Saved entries
══════

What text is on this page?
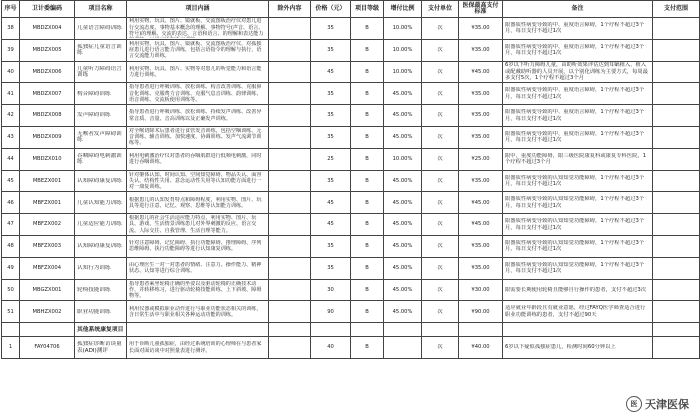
序号	卫计委编码	项目名称	项目内涵	除外内容	价格（元）	项目等级	增付比例	支付单位	医保最高支付标准	备注	支付范围

38	MBDZX004	儿童语言障碍训练	利用实物、玩具、图片、镜就板、交流图板治疗仪对患儿进行交流态度、事物基本概念的理解、事物符号(声音、语言、符号)的理解、交流的表达、言语和语言、的理解和表达能力		35	B	10.00%	次	¥35.00	限器质性病变导致的中、重度语言障碍，1个疗程不超过3个月，每日支付不超过1次	

39	MBDZX005	孤独症儿童语言训练	利用实物、玩具、图片、镜就板、交流图板治疗仪，对孤独症患儿进行语言能力训练，包括言语指令的理解与执行，语言交流能力训练。		35	B	10.00%	次	¥35.00	限器质性病变导致的中、重度语言障碍，1个疗程不超过3个月，每日支付不超过1次	

40	MBDZX006	儿童听力障碍语言训练	利用实物、玩具、图片、实物等对患儿的听觉能力和语言能力进行训练。		45	B	10.00%	次	¥45.00	6岁以下听力障碍儿童，由助听效果评估达到耳蜗植入、植入或配戴助听器的人员开展，以个别化训练为主要方式，每周最多支付5次，1个疗程不超过3个月	

41	MBDZX007	构音障碍训练	指导患者进行呼吸训练、放松训练、构音改善训练、克服鼻音化训练、克服费力音训练、克服气息音训练、韵律训练、语音训练、交流板使用训练等。		35	B	45.00%	次	¥35.00	限器质性病变导致的中、重度语言障碍，1个疗程不超过3个月，每日支付不超过1次	

42	MBDZX008	发声障碍训练	指导患者进行呼吸训练、放松训练、持续发声训练、改善异常音质、音量、音高训练以及正确发声训练。		35	B	45.00%	次	¥35.00	限器质性病变导致的中、重度语言障碍，1个疗程不超过3个月，每日支付不超过1次	

43	MBDZX009	无喉者发声障碍训练	对全喉切除术后患者进行食管发音训练，包括空咽训练、元音训练、辅音训练、加快速度、协调训练、发声气流调节训练等。		35	B	45.00%	次	¥35.00	限器质性病变导致的中、重度语言障碍，1个疗程不超过3个月，每日支付不超过1次	

44	MBDZX010	吞咽障碍电刺激训练	利用电刺激治疗仪对患者的吞咽肌群进行低频电刺激，同时进行吞咽训练。		25	B	10.00%	次	¥25.00	限中、重度功能障碍，限三级医院康复科或康复专科医院，1个疗程不超过3个月	

45	MBEZX001	认知障碍康复训练	针对躯体认知、时间认知、空间知觉障碍、物品失认、面容失认、结构性失用、意念运动性失用等认知功能方面进行一对一康复训练。		35	B	45.00%	次	¥35.00	限器质性病变导致的认知知觉功能障碍，1个疗程不超过3个月，每日支付不超过1次	

46	MBFZX001	儿童认知能力训练	根据患儿的认知发育特点和障碍程度，利用实物、图片、玩具等进行注意、记忆、观察、思维等认知能力训练。		45	B	45.00%	次	¥45.00	限器质性病变导致的认知知觉功能障碍，1个疗程不超过3个月，每日支付不超过1次	

47	MBFZX002	儿童适应能力训练	根据患儿的社会生活适应能力特点，利用实物、图片、玩具、游戏，生活情景训练患儿对外界刺激的反应、语言交流、人际交往、自我管理、生活自理等能力。		45	B	45.00%	次	¥45.00	限器质性病变导致的认知知觉功能障碍，1个疗程不超过3个月，每日支付不超过1次	

48	MBFZX003	认知障碍康复训练	针对注意障碍、记忆障碍、执行功能障碍、推理障碍、序列思维障碍、执行功能障碍等进行认知康复训练。		35	B	45.00%	次	¥35.00	限器质性病变导致的认知知觉功能障碍，1个疗程不超过3个月，每日支付不超过1次	

49	MBFZX004	认知行为训练	由心理医生一对一对患者的情绪、注意力、操作能力、精神状态、认知等进行综合训练。		35	B	45.00%	次	¥35.00	限器质性病变导致的认知知觉功能障碍，1个疗程不超过3个月，每日支付不超过1次	

50	MBGZX001	轮椅技能训练	指导患者乘坐轮椅正确的坐姿以及驱动轮椅的正确技术动作，并转移练习，进行驱动轮椅技能训练、上下斜坡、障碍物等。		30	B	45.00%	次	¥30.00	限需要长期使用轮椅且能够自行操作的患者，支付不超过3次	

51	MBHZX002	职业功能训练	利用仪器或模拟职业动作进行与职业功能状态相关的训练，含日常生活中与职业相关各种运动功能的训练。		90	B	45.00%	次	¥90.00	适应就业年龄段且有就业意愿，经过FAYQ医学筛查适合进行职业功能训练的患者，支付不超过90天	

		其他系统康复项目									

1	FAY04706	孤独症诊断访谈量表(ADI)测评	用于诊断儿童孤独症，由经过系统培训的心理师在与患者家长面对面访谈中对照量表进行测评。		40	B		次	¥40.00	6岁以下疑似孤独症患儿，检测时间60分钟以上	

医 天津医保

══════

### What you should do
Lines in the records that hold the word "放松训练" are to be counted; give only the total.

### Task result
2